Copy each line holding the string "odrůda".
--- start of SUPPLIED RECORDS ---
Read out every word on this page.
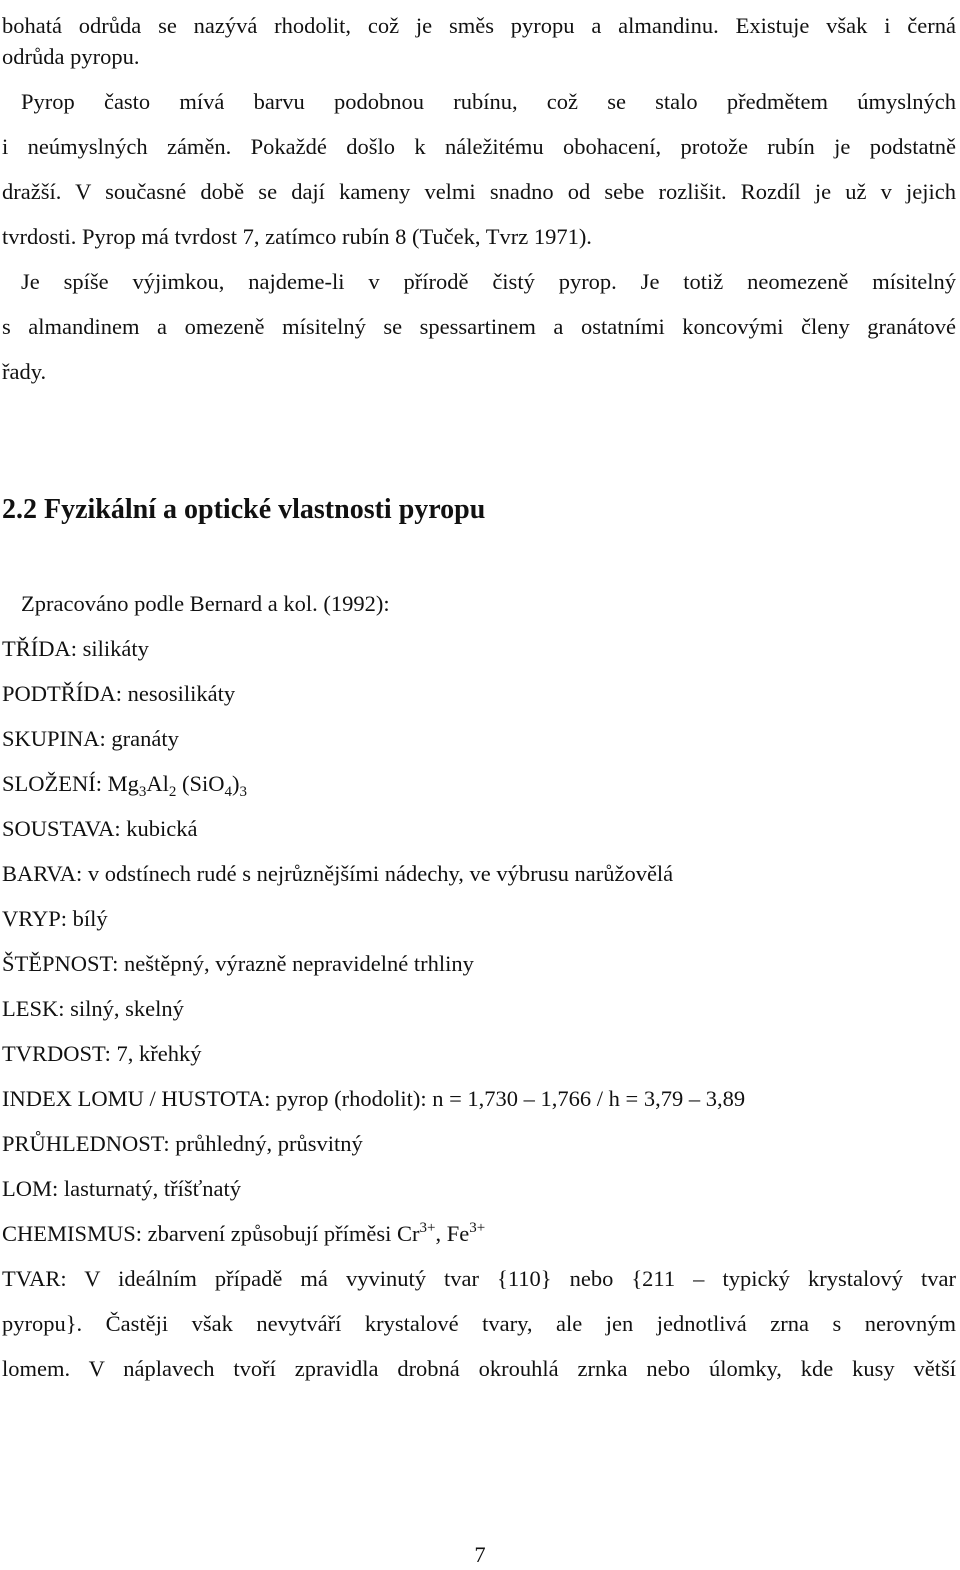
bohatá odrůda se nazývá rhodolit, což je směs pyropu a almandinu. Existuje však i černá
odrůda pyropu.
Pyrop často mívá barvu podobnou rubínu, což se stalo předmětem úmyslných
i neúmyslných záměn. Pokaždé došlo k náležitému obohacení, protože rubín je podstatně
dražší. V současné době se dají kameny velmi snadno od sebe rozlišit. Rozdíl je už v jejich
tvrdosti. Pyrop má tvrdost 7, zatímco rubín 8 (Tuček, Tvrz 1971).
Je spíše výjimkou, najdeme-li v přírodě čistý pyrop. Je totiž neomezeně mísitelný
s almandinem a omezeně mísitelný se spessartinem a ostatními koncovými členy granátové
řady.
2.2 Fyzikální a optické vlastnosti pyropu
Zpracováno podle Bernard a kol. (1992):
TŘÍDA: silikáty
PODTŘÍDA: nesosilikáty
SKUPINA: granáty
SLOŽENÍ: $Mg_3Al_2$ $(SiO_4)_3$
SOUSTAVA: kubická
BARVA: v odstínech rudé s nejrůznějšími nádechy, ve výbrusu narůžovělá
VRYP: bílý
ŠTĚPNOST: neštěpný, výrazně nepravidelné trhliny
LESK: silný, skelný
TVRDOST: 7, křehký
INDEX LOMU / HUSTOTA: pyrop (rhodolit): n = 1,730 – 1,766 / h = 3,79 – 3,89
PRŮHLEDNOST: průhledný, průsvitný
LOM: lasturnatý, tříšťnatý
CHEMISMUS: zbarvení způsobují příměsi $Cr^{3+}$, $Fe^{3+}$
TVAR: V ideálním případě má vyvinutý tvar {110} nebo {211 – typický krystalový tvar
pyropu}. Častěji však nevytváří krystalové tvary, ale jen jednotlivá zrna s nerovným
lomem. V náplavech tvoří zpravidla drobná okrouhlá zrnka nebo úlomky, kde kusy větší
7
--- end of SUPPLIED RECORDS ---
*RESULT OF THE TASK*:
bohatá odrůda se nazývá rhodolit, což je směs pyropu a almandinu. Existuje však i černá
odrůda pyropu.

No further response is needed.